### Work instructions
List each line of the data that holds the string "name", please.

### Records for this task
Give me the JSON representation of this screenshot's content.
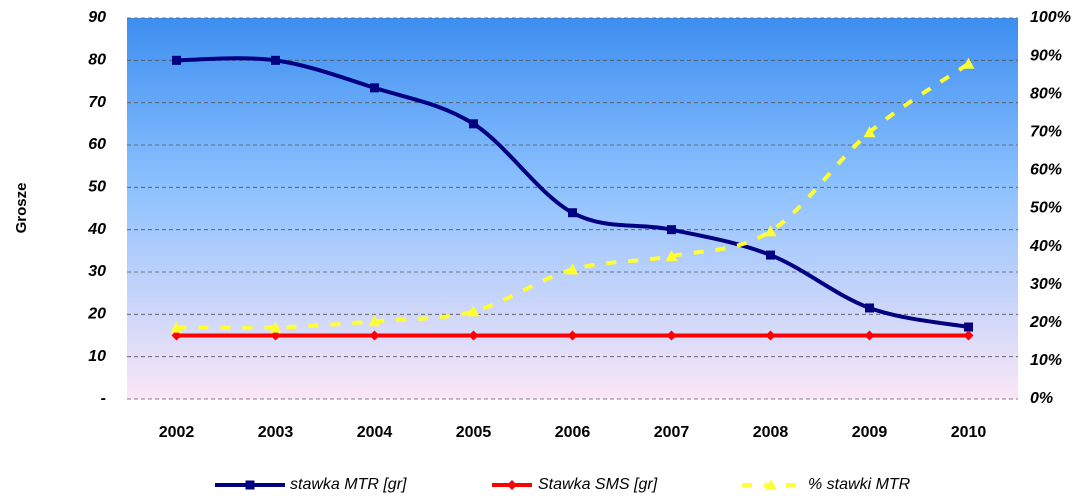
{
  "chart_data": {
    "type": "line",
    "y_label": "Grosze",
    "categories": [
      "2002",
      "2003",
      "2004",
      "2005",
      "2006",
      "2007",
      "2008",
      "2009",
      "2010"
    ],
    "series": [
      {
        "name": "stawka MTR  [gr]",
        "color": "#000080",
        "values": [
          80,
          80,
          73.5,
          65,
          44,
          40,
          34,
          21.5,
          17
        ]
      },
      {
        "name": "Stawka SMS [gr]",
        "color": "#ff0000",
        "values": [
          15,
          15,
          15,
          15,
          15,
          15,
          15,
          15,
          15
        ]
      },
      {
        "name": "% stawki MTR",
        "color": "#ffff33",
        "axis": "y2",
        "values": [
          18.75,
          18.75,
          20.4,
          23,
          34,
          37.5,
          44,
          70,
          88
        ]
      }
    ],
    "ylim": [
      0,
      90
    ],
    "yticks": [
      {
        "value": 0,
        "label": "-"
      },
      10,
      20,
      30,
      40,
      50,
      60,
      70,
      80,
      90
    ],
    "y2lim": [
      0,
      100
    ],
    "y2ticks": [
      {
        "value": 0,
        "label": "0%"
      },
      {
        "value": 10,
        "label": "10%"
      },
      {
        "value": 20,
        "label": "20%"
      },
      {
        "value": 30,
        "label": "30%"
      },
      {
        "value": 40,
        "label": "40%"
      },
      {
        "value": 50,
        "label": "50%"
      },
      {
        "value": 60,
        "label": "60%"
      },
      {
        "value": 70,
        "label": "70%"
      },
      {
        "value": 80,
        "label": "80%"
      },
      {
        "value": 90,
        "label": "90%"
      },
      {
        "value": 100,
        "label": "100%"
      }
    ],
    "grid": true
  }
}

### Task solution
        "name": "stawka MTR  [gr]",
        "name": "Stawka SMS [gr]",
        "name": "% stawki MTR",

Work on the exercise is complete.